begin

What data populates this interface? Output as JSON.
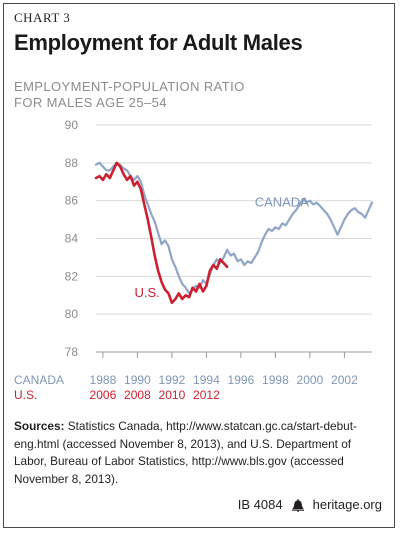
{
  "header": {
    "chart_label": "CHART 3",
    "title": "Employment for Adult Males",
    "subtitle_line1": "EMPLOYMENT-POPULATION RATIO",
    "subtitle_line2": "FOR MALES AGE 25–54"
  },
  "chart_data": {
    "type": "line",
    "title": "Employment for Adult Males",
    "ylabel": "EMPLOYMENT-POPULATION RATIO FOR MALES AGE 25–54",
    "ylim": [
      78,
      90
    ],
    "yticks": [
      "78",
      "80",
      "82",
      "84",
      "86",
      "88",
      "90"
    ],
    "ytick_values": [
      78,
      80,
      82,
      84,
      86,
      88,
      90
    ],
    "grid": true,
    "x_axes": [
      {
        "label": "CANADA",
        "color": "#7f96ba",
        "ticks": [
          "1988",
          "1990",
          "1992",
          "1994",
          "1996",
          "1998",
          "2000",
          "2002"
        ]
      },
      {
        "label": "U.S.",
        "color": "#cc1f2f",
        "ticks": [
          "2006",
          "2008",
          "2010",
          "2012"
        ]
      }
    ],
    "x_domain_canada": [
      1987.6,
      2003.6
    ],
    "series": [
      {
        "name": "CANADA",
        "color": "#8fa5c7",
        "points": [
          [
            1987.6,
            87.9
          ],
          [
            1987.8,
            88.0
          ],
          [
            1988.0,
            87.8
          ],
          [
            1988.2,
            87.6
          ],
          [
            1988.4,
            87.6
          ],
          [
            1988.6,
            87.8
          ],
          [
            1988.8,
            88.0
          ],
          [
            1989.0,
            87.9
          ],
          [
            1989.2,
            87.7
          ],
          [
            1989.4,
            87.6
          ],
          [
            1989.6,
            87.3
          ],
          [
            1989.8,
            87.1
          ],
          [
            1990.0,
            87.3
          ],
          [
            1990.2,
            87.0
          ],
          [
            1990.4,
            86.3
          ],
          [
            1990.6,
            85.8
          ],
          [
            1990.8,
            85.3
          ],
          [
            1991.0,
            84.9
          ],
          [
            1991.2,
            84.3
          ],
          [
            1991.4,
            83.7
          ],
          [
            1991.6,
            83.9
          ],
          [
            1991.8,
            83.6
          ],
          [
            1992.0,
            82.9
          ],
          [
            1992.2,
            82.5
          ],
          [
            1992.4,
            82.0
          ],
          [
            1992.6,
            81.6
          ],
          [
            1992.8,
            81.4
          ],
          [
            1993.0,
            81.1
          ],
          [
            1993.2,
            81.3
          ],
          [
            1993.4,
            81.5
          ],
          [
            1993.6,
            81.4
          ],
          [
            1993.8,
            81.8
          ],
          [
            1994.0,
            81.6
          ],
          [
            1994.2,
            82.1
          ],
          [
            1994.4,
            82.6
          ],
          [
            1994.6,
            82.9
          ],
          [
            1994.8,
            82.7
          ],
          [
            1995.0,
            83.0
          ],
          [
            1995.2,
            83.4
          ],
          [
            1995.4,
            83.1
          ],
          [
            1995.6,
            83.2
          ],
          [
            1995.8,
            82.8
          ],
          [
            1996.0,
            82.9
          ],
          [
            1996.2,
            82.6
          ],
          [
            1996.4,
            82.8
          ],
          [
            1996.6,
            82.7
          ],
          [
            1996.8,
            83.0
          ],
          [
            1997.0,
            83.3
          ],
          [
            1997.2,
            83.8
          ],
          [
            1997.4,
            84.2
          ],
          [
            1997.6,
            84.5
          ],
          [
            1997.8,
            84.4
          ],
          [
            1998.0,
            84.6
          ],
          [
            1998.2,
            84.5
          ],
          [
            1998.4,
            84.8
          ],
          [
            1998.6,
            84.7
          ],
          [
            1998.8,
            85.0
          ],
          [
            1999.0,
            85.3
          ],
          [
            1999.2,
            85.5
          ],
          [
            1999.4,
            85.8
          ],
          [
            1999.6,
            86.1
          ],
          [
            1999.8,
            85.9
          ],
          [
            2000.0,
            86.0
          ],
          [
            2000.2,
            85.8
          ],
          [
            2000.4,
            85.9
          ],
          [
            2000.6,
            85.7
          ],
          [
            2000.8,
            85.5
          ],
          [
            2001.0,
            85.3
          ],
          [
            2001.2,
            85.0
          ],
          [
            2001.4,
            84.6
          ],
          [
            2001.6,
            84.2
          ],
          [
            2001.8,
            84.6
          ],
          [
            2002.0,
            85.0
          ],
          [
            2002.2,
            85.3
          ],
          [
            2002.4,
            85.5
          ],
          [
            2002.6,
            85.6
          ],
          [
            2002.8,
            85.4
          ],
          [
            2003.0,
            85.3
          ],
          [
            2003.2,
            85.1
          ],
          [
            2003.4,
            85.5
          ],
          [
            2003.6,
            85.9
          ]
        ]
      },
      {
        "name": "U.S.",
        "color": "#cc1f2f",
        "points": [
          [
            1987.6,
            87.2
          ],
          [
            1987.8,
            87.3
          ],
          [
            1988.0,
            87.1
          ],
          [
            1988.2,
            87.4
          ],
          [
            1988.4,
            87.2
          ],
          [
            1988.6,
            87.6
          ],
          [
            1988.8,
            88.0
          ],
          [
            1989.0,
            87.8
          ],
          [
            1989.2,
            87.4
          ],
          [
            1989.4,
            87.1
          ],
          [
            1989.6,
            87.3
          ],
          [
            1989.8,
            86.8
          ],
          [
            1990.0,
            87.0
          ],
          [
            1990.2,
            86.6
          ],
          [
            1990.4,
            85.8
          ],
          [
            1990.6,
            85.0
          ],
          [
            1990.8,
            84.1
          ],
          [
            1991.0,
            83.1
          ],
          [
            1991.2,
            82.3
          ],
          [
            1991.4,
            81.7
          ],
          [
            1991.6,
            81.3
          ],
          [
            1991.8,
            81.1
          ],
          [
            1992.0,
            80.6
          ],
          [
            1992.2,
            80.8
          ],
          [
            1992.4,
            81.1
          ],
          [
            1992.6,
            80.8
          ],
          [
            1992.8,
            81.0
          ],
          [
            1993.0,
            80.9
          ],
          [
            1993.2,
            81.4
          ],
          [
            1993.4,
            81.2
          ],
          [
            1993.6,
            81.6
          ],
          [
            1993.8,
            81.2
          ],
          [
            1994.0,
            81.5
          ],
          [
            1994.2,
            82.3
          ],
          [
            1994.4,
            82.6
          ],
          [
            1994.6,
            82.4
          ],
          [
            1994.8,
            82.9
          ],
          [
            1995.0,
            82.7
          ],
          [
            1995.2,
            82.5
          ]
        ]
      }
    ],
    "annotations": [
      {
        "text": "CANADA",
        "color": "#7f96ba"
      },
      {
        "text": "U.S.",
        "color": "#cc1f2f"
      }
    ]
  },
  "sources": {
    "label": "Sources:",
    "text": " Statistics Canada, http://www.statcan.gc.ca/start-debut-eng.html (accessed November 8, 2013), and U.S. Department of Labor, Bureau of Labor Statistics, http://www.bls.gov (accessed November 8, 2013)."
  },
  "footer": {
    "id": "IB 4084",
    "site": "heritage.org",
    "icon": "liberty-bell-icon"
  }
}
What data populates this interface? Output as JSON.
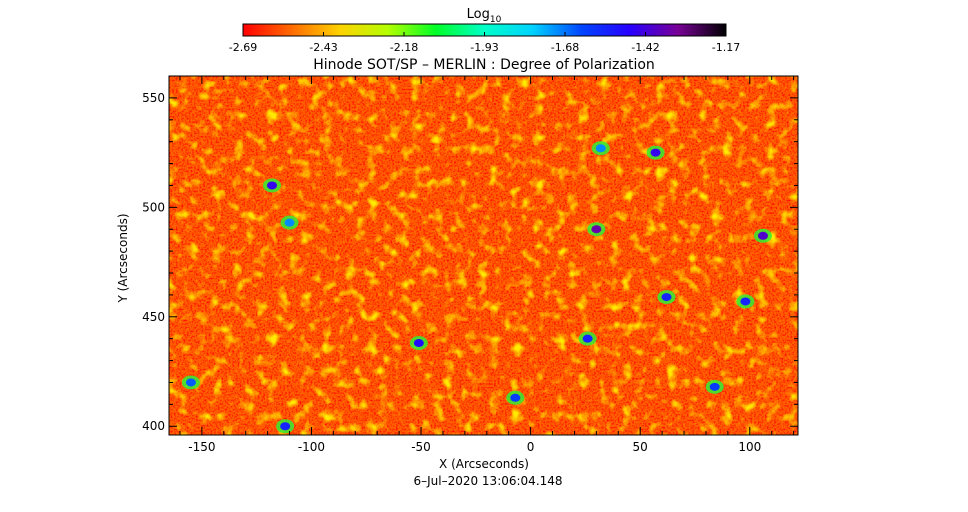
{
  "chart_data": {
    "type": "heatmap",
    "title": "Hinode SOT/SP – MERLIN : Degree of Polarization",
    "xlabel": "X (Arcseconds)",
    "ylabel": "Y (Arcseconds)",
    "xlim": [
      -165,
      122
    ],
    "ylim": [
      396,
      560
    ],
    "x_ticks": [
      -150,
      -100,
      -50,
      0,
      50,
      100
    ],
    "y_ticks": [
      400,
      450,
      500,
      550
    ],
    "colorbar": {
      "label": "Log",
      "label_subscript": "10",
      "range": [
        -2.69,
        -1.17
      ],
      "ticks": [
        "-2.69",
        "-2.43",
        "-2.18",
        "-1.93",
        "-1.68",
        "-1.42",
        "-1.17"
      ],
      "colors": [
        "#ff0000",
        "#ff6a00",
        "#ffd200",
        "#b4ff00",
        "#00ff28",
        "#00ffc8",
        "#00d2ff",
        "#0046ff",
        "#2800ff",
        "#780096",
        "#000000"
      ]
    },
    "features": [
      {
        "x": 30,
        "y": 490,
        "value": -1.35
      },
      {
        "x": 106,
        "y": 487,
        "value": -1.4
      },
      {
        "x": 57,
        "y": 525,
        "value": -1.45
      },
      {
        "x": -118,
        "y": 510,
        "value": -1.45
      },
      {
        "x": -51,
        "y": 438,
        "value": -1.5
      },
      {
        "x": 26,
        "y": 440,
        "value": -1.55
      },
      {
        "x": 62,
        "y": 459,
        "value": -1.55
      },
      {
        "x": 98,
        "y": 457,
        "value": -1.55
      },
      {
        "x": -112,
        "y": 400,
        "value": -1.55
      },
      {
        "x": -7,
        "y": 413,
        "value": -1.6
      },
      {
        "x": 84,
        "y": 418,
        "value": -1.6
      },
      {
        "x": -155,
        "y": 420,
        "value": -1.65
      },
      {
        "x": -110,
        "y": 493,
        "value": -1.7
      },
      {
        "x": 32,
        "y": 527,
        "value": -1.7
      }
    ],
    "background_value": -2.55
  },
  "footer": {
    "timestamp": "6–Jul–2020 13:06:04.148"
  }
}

end
begin

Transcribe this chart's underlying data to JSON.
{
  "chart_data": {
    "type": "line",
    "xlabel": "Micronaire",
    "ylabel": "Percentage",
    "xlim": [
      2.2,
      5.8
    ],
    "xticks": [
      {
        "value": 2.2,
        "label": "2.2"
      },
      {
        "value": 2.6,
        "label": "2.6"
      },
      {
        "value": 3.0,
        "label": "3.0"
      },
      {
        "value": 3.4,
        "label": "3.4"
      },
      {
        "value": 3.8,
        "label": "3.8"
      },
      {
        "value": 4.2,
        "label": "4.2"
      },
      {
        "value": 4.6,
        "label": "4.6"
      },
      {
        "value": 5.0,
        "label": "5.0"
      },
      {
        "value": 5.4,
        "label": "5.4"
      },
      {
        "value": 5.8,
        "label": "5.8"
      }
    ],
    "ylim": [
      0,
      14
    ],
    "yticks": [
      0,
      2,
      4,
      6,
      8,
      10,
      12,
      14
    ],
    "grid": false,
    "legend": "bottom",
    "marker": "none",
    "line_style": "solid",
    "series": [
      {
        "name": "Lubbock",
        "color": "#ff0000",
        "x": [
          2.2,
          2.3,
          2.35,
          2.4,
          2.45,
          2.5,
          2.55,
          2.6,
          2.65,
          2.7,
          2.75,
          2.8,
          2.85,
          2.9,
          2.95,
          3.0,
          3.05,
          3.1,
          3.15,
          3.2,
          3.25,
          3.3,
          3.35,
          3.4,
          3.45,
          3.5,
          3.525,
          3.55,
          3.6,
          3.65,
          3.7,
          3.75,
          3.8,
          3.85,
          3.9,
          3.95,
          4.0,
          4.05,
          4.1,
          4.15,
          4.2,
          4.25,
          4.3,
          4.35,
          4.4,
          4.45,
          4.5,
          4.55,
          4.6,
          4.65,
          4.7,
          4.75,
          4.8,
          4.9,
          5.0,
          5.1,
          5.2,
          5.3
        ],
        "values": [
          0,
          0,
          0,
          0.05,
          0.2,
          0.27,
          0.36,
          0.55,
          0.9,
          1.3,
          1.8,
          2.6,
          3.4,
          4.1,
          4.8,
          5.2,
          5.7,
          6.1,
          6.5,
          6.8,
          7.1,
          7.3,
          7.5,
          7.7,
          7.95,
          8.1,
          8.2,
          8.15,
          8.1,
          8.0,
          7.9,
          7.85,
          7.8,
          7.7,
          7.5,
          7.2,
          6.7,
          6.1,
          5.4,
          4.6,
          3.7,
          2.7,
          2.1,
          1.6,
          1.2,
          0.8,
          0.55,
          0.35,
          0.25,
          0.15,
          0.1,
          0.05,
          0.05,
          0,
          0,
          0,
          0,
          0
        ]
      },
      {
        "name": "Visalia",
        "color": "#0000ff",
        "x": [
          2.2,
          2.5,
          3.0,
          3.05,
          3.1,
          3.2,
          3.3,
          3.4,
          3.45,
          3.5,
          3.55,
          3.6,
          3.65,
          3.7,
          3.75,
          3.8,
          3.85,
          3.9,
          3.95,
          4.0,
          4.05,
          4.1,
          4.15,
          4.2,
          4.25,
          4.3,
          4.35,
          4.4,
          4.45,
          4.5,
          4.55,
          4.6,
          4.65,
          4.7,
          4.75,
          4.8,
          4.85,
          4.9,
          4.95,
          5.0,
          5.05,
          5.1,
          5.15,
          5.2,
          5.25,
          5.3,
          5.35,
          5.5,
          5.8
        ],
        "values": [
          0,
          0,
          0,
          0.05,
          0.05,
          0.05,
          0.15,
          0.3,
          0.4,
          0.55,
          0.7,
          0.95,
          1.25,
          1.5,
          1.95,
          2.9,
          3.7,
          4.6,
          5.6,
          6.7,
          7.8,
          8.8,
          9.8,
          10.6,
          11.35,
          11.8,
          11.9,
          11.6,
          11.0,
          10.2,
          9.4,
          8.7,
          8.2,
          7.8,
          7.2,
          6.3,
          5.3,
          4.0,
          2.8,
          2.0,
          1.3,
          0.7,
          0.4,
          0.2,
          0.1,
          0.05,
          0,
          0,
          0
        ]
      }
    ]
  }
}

end

## The request
In the records above, find the lines containing "name" and copy them.

## Written solution
        "name": "CANADA",
        "name": "U.S.",
        "name": "Lubbock",
        "name": "Visalia",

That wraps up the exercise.